(Saved data entries)
_____
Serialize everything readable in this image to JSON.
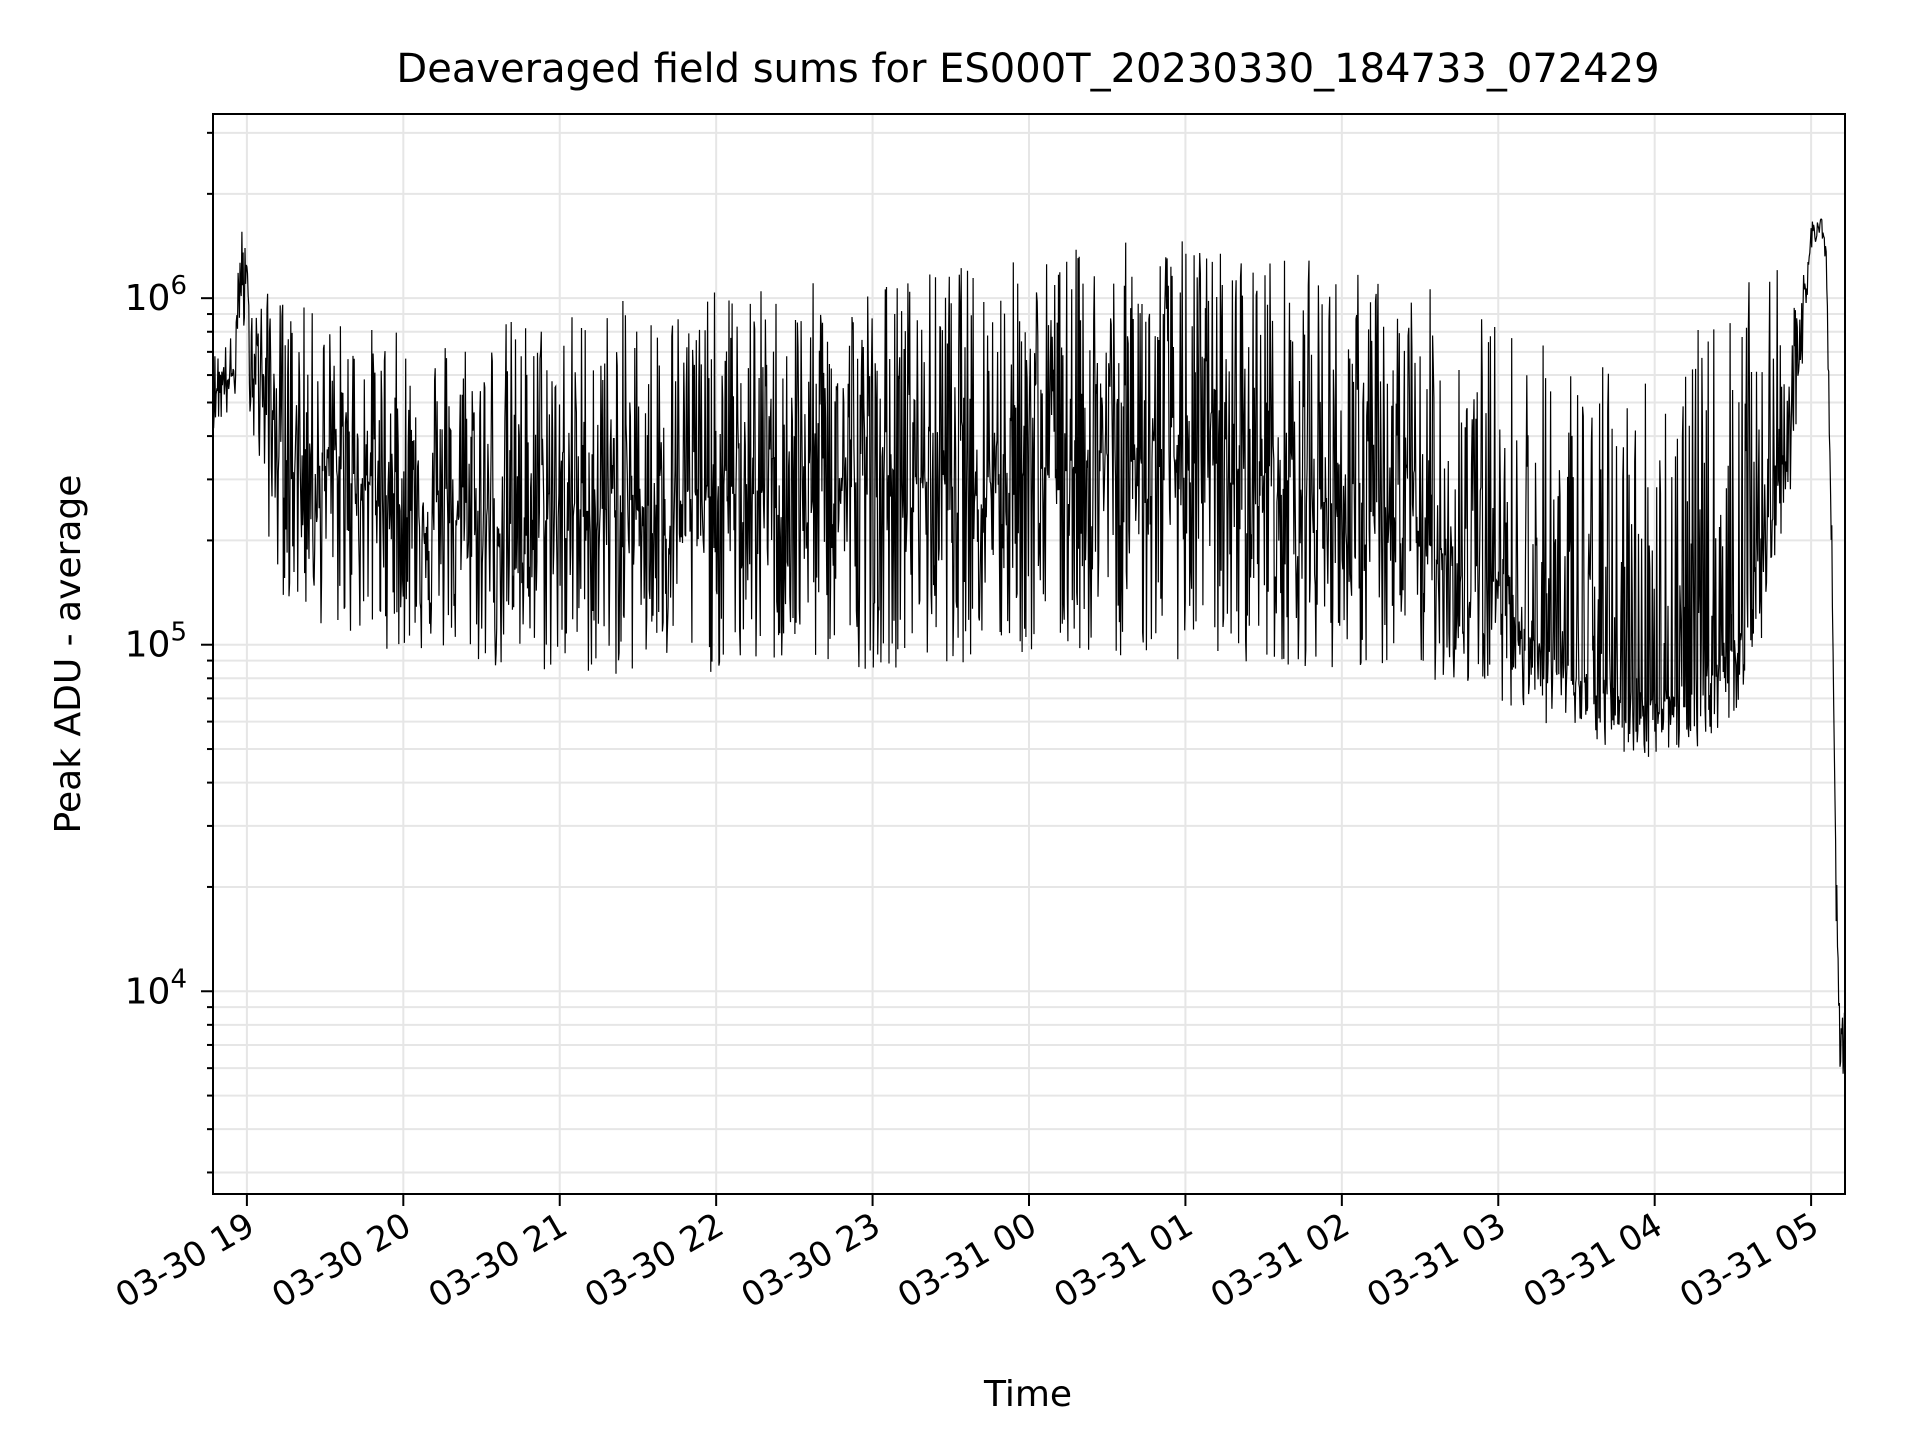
{
  "chart_data": {
    "type": "line",
    "title": "Deaveraged field sums for ES000T_20230330_184733_072429",
    "xlabel": "Time",
    "ylabel": "Peak ADU - average",
    "yscale": "log",
    "grid": true,
    "legend": "none",
    "xlim": [
      "2023-03-30 18:47",
      "2023-03-31 05:13"
    ],
    "ylim": [
      2600,
      3400000
    ],
    "x_ticks": [
      "03-30 19",
      "03-30 20",
      "03-30 21",
      "03-30 22",
      "03-30 23",
      "03-31 00",
      "03-31 01",
      "03-31 02",
      "03-31 03",
      "03-31 04",
      "03-31 05"
    ],
    "y_ticks": [
      10000,
      100000,
      1000000
    ],
    "y_tick_labels": [
      {
        "base": "10",
        "exp": "4"
      },
      {
        "base": "10",
        "exp": "5"
      },
      {
        "base": "10",
        "exp": "6"
      }
    ],
    "line_color": "#000000",
    "series": [
      {
        "x": [
          "2023-03-30 18:47",
          "2023-03-30 18:55",
          "2023-03-30 18:58",
          "2023-03-30 19:00",
          "2023-03-30 19:02",
          "2023-03-30 19:06",
          "2023-03-30 19:10",
          "2023-03-30 19:15",
          "2023-03-30 19:30",
          "2023-03-30 19:45",
          "2023-03-30 20:00",
          "2023-03-30 20:20",
          "2023-03-30 20:40",
          "2023-03-30 21:00",
          "2023-03-30 21:30",
          "2023-03-30 22:00",
          "2023-03-30 22:30",
          "2023-03-30 23:00",
          "2023-03-30 23:30",
          "2023-03-31 00:00",
          "2023-03-31 00:30",
          "2023-03-31 01:00",
          "2023-03-31 01:30",
          "2023-03-31 02:00",
          "2023-03-31 02:30",
          "2023-03-31 03:00",
          "2023-03-31 03:15",
          "2023-03-31 03:30",
          "2023-03-31 03:45",
          "2023-03-31 04:00",
          "2023-03-31 04:15",
          "2023-03-31 04:30",
          "2023-03-31 04:45",
          "2023-03-31 04:55",
          "2023-03-31 05:00",
          "2023-03-31 05:04",
          "2023-03-31 05:06",
          "2023-03-31 05:08",
          "2023-03-31 05:09",
          "2023-03-31 05:10",
          "2023-03-31 05:11",
          "2023-03-31 05:12",
          "2023-03-31 05:13"
        ],
        "y": [
          550000,
          600000,
          1300000,
          1000000,
          750000,
          600000,
          450000,
          350000,
          320000,
          300000,
          250000,
          230000,
          220000,
          240000,
          250000,
          270000,
          280000,
          300000,
          310000,
          330000,
          350000,
          340000,
          310000,
          250000,
          200000,
          150000,
          100000,
          80000,
          70000,
          70000,
          72000,
          100000,
          250000,
          600000,
          1500000,
          1700000,
          1200000,
          180000,
          40000,
          15000,
          6000,
          7000,
          9000
        ],
        "envelope_high": [
          700000,
          800000,
          1700000,
          1300000,
          1100000,
          1000000,
          1100000,
          1000000,
          900000,
          850000,
          800000,
          850000,
          900000,
          950000,
          1000000,
          1050000,
          1100000,
          1150000,
          1250000,
          1350000,
          1450000,
          1500000,
          1400000,
          1250000,
          1100000,
          900000,
          800000,
          700000,
          650000,
          700000,
          800000,
          1000000,
          1300000,
          900000,
          1800000,
          1700000,
          1400000,
          220000,
          50000,
          18000,
          9000,
          9500,
          10500
        ],
        "envelope_low": [
          420000,
          450000,
          900000,
          600000,
          400000,
          250000,
          170000,
          130000,
          110000,
          100000,
          95000,
          90000,
          80000,
          80000,
          80000,
          82000,
          84000,
          85000,
          88000,
          90000,
          92000,
          90000,
          88000,
          85000,
          80000,
          70000,
          60000,
          55000,
          48000,
          47000,
          50000,
          60000,
          120000,
          400000,
          1300000,
          1600000,
          1000000,
          150000,
          30000,
          10000,
          3300,
          5000,
          7500
        ]
      }
    ]
  }
}
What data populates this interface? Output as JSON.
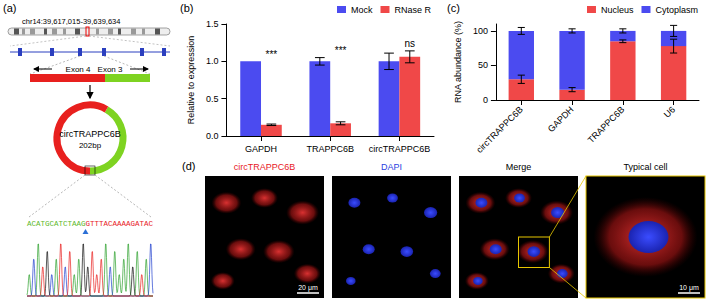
{
  "panels": [
    "(a)",
    "(b)",
    "(c)",
    "(d)"
  ],
  "diagram": {
    "locus": "chr14:39,617,015-39,639,634",
    "exons": [
      "Exon 4",
      "Exon 3"
    ],
    "circ_name": "circTRAPPC6B",
    "length": "202bp",
    "sequence_left": "ACATGCATCTAAG",
    "sequence_right": "GTTTACAAAAGATAC"
  },
  "chart_data": [
    {
      "type": "bar",
      "categories": [
        "GAPDH",
        "TRAPPC6B",
        "circTRAPPC6B"
      ],
      "y_label": "Relative to expression",
      "ylim": [
        0,
        1.5
      ],
      "yticks": [
        {
          "value": 0,
          "label": "0.0"
        },
        {
          "value": 0.5,
          "label": "0.5"
        },
        {
          "value": 1,
          "label": "1.0"
        },
        {
          "value": 1.5,
          "label": "1.5"
        }
      ],
      "grid": false,
      "legend": "top-right",
      "series": [
        {
          "name": "Mock",
          "color": "#4b4bf0",
          "values": [
            1,
            1,
            1
          ],
          "errors": [
            0,
            0.05,
            0.11
          ]
        },
        {
          "name": "RNase R",
          "color": "#f04848",
          "values": [
            0.15,
            0.17,
            1.06
          ],
          "errors": [
            0.01,
            0.02,
            0.08
          ]
        }
      ],
      "annotations": [
        {
          "category": "GAPDH",
          "text": "***"
        },
        {
          "category": "TRAPPC6B",
          "text": "***"
        },
        {
          "category": "circTRAPPC6B",
          "text": "ns"
        }
      ]
    },
    {
      "type": "bar",
      "stacked": true,
      "categories": [
        "circTRAPPC6B",
        "GAPDH",
        "TRAPPC6B",
        "U6"
      ],
      "y_label": "RNA abundance (%)",
      "ylim": [
        0,
        110
      ],
      "yticks": [
        0,
        50,
        100
      ],
      "grid": false,
      "legend": "top-right",
      "series": [
        {
          "name": "Nucleus",
          "color": "#f04848",
          "values": [
            30,
            15,
            85,
            78
          ],
          "errors": [
            6,
            3,
            2,
            10
          ]
        },
        {
          "name": "Cytoplasm",
          "color": "#4b4bf0",
          "values": [
            70,
            85,
            15,
            22
          ],
          "errors": [
            5,
            3,
            3,
            8
          ]
        }
      ]
    }
  ],
  "images": {
    "channels": [
      "circTRAPPC6B",
      "DAPI",
      "Merge",
      "Typical cell"
    ],
    "scale_bars": [
      "20 μm",
      "10 μm"
    ]
  }
}
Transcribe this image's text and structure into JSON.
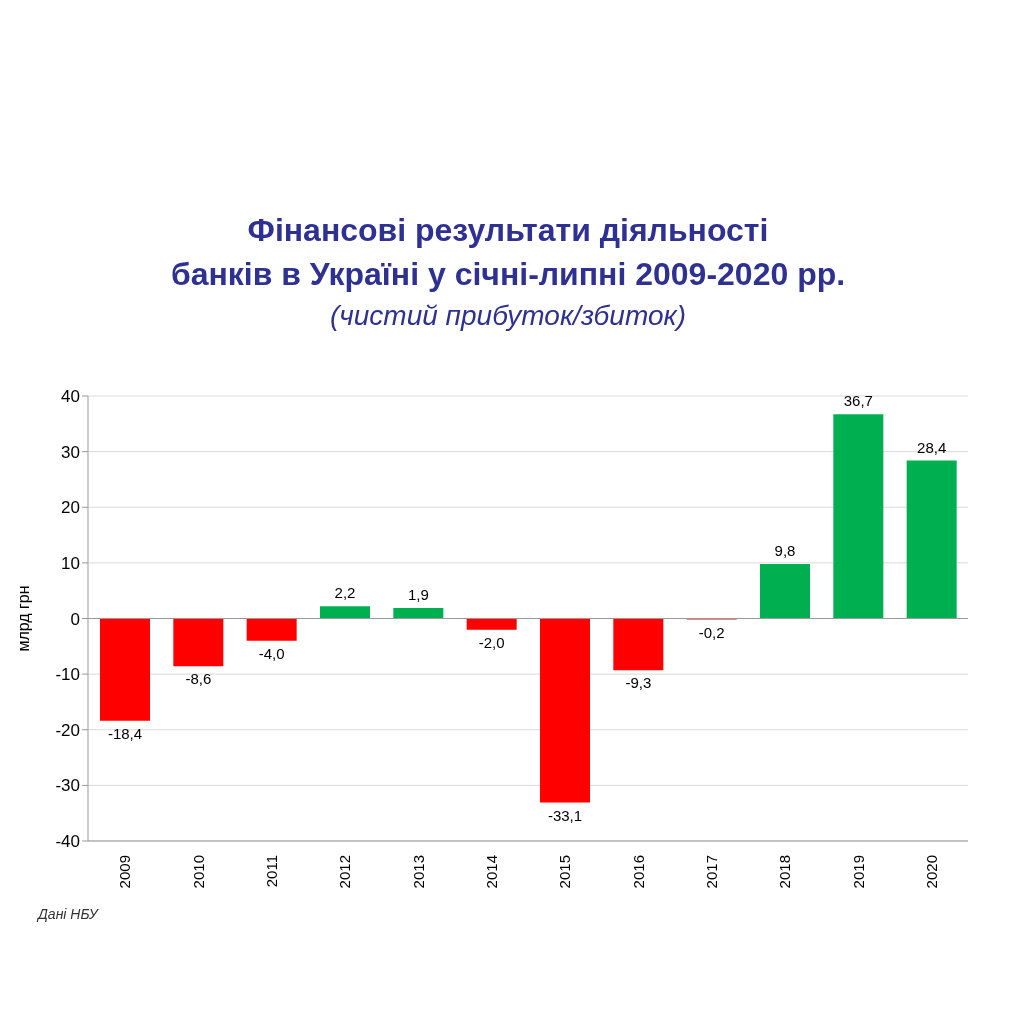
{
  "chart_data": {
    "type": "bar",
    "title": "Фінансові результати діяльності\nбанків в Україні у січні-липні 2009-2020 рр.",
    "subtitle": "(чистий прибуток/збиток)",
    "ylabel": "млрд грн",
    "categories": [
      "2009",
      "2010",
      "2011",
      "2012",
      "2013",
      "2014",
      "2015",
      "2016",
      "2017",
      "2018",
      "2019",
      "2020"
    ],
    "values": [
      -18.4,
      -8.6,
      -4.0,
      2.2,
      1.9,
      -2.0,
      -33.1,
      -9.3,
      -0.2,
      9.8,
      36.7,
      28.4
    ],
    "value_labels": [
      "-18,4",
      "-8,6",
      "-4,0",
      "2,2",
      "1,9",
      "-2,0",
      "-33,1",
      "-9,3",
      "-0,2",
      "9,8",
      "36,7",
      "28,4"
    ],
    "colors": [
      "#ff0000",
      "#ff0000",
      "#ff0000",
      "#00b050",
      "#00b050",
      "#ff0000",
      "#ff0000",
      "#ff0000",
      "#ff0000",
      "#00b050",
      "#00b050",
      "#00b050"
    ],
    "ylim": [
      -40,
      40
    ],
    "yticks": [
      -40,
      -30,
      -20,
      -10,
      0,
      10,
      20,
      30,
      40
    ],
    "grid": "y",
    "annotations": [
      "Дані НБУ"
    ]
  }
}
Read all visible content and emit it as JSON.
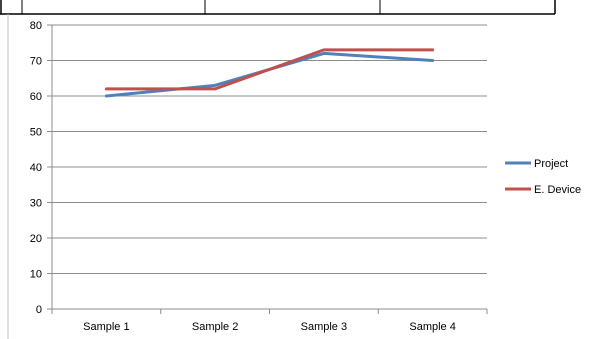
{
  "chart_data": {
    "type": "line",
    "categories": [
      "Sample 1",
      "Sample 2",
      "Sample 3",
      "Sample 4"
    ],
    "series": [
      {
        "name": "Project",
        "values": [
          60,
          63,
          72,
          70
        ],
        "color": "#4F81BD"
      },
      {
        "name": "E. Device",
        "values": [
          62,
          62,
          73,
          73
        ],
        "color": "#C0504D"
      }
    ],
    "ylim": [
      0,
      80
    ],
    "yticks": [
      "0",
      "10",
      "20",
      "30",
      "40",
      "50",
      "60",
      "70",
      "80"
    ],
    "grid": true,
    "legend": "right",
    "title": "",
    "xlabel": "",
    "ylabel": ""
  }
}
_____
◆ AIM ◆
Every line containing the string "legend" must be listed.

◆ SOLUTION TO THE PROBLEM ◆
    "legend": "none",
      "legend": "top-right",
      "legend": "top-right",
    "legend": "right",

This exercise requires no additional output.